Consignes de l'exercice »
1. Recopiez le passage de l'extrait sur la pénurie de médicaments commençant par « Du côté des » et se poursuivant jusqu'à « de nombreux patient·es. ».
2. D'après l'extrait sur la pénurie de médicaments, quel établissement a dû suspendre les opérations faute de médicaments ?

Extrait »
%%

Du côté des malades, la crainte est pourtant bien réelle. En novembre 2022, l'association Attahadi de lutte contre le cancer a émis une alerte urgente : son président, Nabil Fathallah, avertit que le manque d'accès à plusieurs médicaments anticancéreux provoque la perte de vies humaines et a des effets dévastateurs sur la santé physique et mentale de nombreux patient·es.
Le manque de médicaments a même poussé le Centre national de greffe de la moelle osseuse à “suspendre les opérations”, déclare en septembre 2023 Dhaher Letaief, président de l’Association des moelles osseuses, qui invoque le manque de médicaments. Ces procédures représentent souvent le dernier recours pour les patient·es atteints de leucémie.

%%

Données recueillies
%%

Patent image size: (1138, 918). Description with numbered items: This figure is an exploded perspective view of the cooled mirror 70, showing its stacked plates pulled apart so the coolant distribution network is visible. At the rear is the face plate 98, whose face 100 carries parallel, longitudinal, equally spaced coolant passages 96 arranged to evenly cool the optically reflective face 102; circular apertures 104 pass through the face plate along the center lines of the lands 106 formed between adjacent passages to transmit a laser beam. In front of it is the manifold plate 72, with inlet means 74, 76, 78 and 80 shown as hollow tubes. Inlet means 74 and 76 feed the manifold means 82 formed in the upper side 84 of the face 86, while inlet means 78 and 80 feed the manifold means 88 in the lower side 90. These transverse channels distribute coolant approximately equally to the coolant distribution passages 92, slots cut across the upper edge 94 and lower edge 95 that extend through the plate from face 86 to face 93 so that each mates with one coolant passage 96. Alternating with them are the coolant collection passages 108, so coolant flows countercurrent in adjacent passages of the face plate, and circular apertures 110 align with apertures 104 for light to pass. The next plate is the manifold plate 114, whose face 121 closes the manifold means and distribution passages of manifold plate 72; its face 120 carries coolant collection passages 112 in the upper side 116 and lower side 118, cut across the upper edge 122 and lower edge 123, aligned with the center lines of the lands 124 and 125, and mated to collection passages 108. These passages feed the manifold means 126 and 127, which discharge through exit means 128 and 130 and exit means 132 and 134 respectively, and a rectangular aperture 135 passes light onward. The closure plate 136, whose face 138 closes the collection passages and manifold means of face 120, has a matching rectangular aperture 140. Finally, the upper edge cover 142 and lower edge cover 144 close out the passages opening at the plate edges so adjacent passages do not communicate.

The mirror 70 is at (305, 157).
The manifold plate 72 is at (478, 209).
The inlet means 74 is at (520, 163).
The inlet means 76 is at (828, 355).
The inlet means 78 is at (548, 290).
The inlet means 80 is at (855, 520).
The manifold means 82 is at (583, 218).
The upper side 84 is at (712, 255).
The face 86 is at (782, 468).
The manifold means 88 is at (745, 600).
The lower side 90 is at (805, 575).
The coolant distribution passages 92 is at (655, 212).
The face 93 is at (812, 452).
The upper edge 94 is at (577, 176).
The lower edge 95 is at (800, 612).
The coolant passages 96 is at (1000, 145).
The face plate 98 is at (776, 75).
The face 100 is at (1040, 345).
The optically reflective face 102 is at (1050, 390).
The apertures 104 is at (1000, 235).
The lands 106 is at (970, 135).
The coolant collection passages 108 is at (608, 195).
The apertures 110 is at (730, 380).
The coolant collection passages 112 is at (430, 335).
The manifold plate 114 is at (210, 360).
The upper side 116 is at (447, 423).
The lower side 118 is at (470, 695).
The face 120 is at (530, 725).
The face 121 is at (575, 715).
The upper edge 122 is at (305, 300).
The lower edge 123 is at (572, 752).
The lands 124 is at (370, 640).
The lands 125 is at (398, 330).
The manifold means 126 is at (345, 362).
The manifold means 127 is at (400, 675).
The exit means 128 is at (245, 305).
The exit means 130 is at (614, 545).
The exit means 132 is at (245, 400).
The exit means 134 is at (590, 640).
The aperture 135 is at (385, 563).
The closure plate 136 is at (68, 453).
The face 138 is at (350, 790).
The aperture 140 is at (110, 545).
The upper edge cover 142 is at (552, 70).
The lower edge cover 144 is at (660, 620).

%%

Vos réponses écrites »
1.
Du côté des malades, la crainte est pourtant bien réelle. En novembre 2022, l'association Attahadi de lutte contre le cancer a émis une alerte urgente : son président, Nabil Fathallah, avertit que le manque d'accès à plusieurs médicaments anticancéreux provoque la perte de vies humaines et a des effets dévastateurs sur la santé physique et mentale de nombreux patient·es.

2. Le Centre national de greffe de la moelle osseuse.